Reproduce the listing that follows with no differences at all.
----------------------------------------
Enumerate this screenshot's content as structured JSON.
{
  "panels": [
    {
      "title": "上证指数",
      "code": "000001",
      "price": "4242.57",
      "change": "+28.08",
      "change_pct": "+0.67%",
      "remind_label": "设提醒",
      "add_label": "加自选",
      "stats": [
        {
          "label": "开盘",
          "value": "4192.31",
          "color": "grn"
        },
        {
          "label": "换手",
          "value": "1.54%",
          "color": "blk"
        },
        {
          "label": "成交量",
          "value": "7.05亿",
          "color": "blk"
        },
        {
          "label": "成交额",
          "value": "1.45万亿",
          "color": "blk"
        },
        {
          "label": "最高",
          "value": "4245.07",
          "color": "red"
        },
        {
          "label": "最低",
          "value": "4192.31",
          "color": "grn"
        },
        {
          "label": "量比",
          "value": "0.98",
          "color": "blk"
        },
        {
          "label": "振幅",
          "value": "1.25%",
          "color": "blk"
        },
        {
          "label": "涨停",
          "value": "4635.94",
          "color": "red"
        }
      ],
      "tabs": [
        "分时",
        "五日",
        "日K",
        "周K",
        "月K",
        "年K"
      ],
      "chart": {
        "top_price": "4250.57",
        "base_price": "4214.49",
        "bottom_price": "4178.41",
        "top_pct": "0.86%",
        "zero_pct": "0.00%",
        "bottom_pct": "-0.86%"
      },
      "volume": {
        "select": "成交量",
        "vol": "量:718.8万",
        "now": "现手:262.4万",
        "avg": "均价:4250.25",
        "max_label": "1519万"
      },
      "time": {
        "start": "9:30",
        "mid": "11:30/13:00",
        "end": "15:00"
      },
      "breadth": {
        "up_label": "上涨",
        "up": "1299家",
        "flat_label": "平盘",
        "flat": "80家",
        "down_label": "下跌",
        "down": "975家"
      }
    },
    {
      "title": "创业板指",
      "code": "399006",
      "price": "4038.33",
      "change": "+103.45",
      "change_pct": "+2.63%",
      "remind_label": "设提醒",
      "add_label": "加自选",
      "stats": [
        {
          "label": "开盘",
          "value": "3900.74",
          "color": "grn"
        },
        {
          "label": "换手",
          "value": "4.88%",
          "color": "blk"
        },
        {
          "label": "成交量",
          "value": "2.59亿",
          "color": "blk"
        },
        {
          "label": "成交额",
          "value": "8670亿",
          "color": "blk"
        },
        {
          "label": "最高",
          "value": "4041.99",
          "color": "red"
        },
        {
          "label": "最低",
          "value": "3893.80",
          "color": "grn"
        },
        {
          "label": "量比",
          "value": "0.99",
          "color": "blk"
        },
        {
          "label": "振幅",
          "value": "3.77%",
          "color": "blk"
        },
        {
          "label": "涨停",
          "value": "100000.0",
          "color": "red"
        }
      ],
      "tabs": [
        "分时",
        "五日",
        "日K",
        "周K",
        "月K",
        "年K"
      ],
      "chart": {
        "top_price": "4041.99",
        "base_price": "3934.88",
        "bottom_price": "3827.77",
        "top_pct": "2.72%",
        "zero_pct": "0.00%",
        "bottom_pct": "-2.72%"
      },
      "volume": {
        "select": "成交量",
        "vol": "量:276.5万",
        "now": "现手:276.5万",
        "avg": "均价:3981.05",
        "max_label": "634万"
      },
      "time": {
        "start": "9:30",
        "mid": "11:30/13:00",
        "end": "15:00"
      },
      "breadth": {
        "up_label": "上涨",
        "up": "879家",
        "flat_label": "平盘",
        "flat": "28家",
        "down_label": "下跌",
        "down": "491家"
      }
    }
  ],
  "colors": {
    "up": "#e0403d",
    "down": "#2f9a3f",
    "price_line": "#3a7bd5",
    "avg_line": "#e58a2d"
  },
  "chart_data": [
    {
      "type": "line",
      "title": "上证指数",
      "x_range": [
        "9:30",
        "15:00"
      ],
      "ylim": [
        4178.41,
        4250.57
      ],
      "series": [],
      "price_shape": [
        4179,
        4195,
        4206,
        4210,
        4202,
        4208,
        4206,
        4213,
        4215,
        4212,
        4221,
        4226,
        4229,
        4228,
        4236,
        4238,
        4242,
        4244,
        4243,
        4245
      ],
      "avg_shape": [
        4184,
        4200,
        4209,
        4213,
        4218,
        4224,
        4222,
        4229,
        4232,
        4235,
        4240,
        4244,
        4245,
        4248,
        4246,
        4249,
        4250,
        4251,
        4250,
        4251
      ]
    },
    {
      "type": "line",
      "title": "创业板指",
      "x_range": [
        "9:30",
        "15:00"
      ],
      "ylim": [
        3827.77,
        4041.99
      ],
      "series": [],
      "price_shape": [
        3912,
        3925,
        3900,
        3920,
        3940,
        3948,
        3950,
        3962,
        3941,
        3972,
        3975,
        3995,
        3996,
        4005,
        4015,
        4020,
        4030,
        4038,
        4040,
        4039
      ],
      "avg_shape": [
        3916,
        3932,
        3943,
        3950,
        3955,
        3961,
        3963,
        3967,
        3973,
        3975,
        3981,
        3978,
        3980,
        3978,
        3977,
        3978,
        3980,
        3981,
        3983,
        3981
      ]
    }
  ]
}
----------------------------------------
Solution to this task:
Enumerate this screenshot's content as structured JSON.
{
  "panels": [
    {
      "title": "上证指数",
      "code": "000001",
      "price": "4242.57",
      "change": "+28.08",
      "change_pct": "+0.67%",
      "remind_label": "设提醒",
      "add_label": "加自选",
      "stats": [
        {
          "label": "开盘",
          "value": "4192.31",
          "color": "grn"
        },
        {
          "label": "换手",
          "value": "1.54%",
          "color": "blk"
        },
        {
          "label": "成交量",
          "value": "7.05亿",
          "color": "blk"
        },
        {
          "label": "成交额",
          "value": "1.45万亿",
          "color": "blk"
        },
        {
          "label": "最高",
          "value": "4245.07",
          "color": "red"
        },
        {
          "label": "最低",
          "value": "4192.31",
          "color": "grn"
        },
        {
          "label": "量比",
          "value": "0.98",
          "color": "blk"
        },
        {
          "label": "振幅",
          "value": "1.25%",
          "color": "blk"
        },
        {
          "label": "涨停",
          "value": "4635.94",
          "color": "red"
        }
      ],
      "tabs": [
        "分时",
        "五日",
        "日K",
        "周K",
        "月K",
        "年K"
      ],
      "chart": {
        "top_price": "4250.57",
        "base_price": "4214.49",
        "bottom_price": "4178.41",
        "top_pct": "0.86%",
        "zero_pct": "0.00%",
        "bottom_pct": "-0.86%"
      },
      "volume": {
        "select": "成交量",
        "vol": "量:718.8万",
        "now": "现手:262.4万",
        "avg": "均价:4250.25",
        "max_label": "1519万"
      },
      "time": {
        "start": "9:30",
        "mid": "11:30/13:00",
        "end": "15:00"
      },
      "breadth": {
        "up_label": "上涨",
        "up": "1299家",
        "flat_label": "平盘",
        "flat": "80家",
        "down_label": "下跌",
        "down": "975家"
      }
    },
    {
      "title": "创业板指",
      "code": "399006",
      "price": "4038.33",
      "change": "+103.45",
      "change_pct": "+2.63%",
      "remind_label": "设提醒",
      "add_label": "加自选",
      "stats": [
        {
          "label": "开盘",
          "value": "3900.74",
          "color": "grn"
        },
        {
          "label": "换手",
          "value": "4.88%",
          "color": "blk"
        },
        {
          "label": "成交量",
          "value": "2.59亿",
          "color": "blk"
        },
        {
          "label": "成交额",
          "value": "8670亿",
          "color": "blk"
        },
        {
          "label": "最高",
          "value": "4041.99",
          "color": "red"
        },
        {
          "label": "最低",
          "value": "3893.80",
          "color": "grn"
        },
        {
          "label": "量比",
          "value": "0.99",
          "color": "blk"
        },
        {
          "label": "振幅",
          "value": "3.77%",
          "color": "blk"
        },
        {
          "label": "涨停",
          "value": "100000.0",
          "color": "red"
        }
      ],
      "tabs": [
        "分时",
        "五日",
        "日K",
        "周K",
        "月K",
        "年K"
      ],
      "chart": {
        "top_price": "4041.99",
        "base_price": "3934.88",
        "bottom_price": "3827.77",
        "top_pct": "2.72%",
        "zero_pct": "0.00%",
        "bottom_pct": "-2.72%"
      },
      "volume": {
        "select": "成交量",
        "vol": "量:276.5万",
        "now": "现手:276.5万",
        "avg": "均价:3981.05",
        "max_label": "634万"
      },
      "time": {
        "start": "9:30",
        "mid": "11:30/13:00",
        "end": "15:00"
      },
      "breadth": {
        "up_label": "上涨",
        "up": "879家",
        "flat_label": "平盘",
        "flat": "28家",
        "down_label": "下跌",
        "down": "491家"
      }
    }
  ],
  "colors": {
    "up": "#e0403d",
    "down": "#2f9a3f",
    "price_line": "#3a7bd5",
    "avg_line": "#e58a2d"
  },
  "chart_data": [
    {
      "type": "line",
      "title": "上证指数",
      "x_range": [
        "9:30",
        "15:00"
      ],
      "ylim": [
        4178.41,
        4250.57
      ],
      "series": [],
      "price_shape": [
        4179,
        4195,
        4206,
        4210,
        4202,
        4208,
        4206,
        4213,
        4215,
        4212,
        4221,
        4226,
        4229,
        4228,
        4236,
        4238,
        4242,
        4244,
        4243,
        4245
      ],
      "avg_shape": [
        4184,
        4200,
        4209,
        4213,
        4218,
        4224,
        4222,
        4229,
        4232,
        4235,
        4240,
        4244,
        4245,
        4248,
        4246,
        4249,
        4250,
        4251,
        4250,
        4251
      ]
    },
    {
      "type": "line",
      "title": "创业板指",
      "x_range": [
        "9:30",
        "15:00"
      ],
      "ylim": [
        3827.77,
        4041.99
      ],
      "series": [],
      "price_shape": [
        3912,
        3925,
        3900,
        3920,
        3940,
        3948,
        3950,
        3962,
        3941,
        3972,
        3975,
        3995,
        3996,
        4005,
        4015,
        4020,
        4030,
        4038,
        4040,
        4039
      ],
      "avg_shape": [
        3916,
        3932,
        3943,
        3950,
        3955,
        3961,
        3963,
        3967,
        3973,
        3975,
        3981,
        3978,
        3980,
        3978,
        3977,
        3978,
        3980,
        3981,
        3983,
        3981
      ]
    }
  ]
}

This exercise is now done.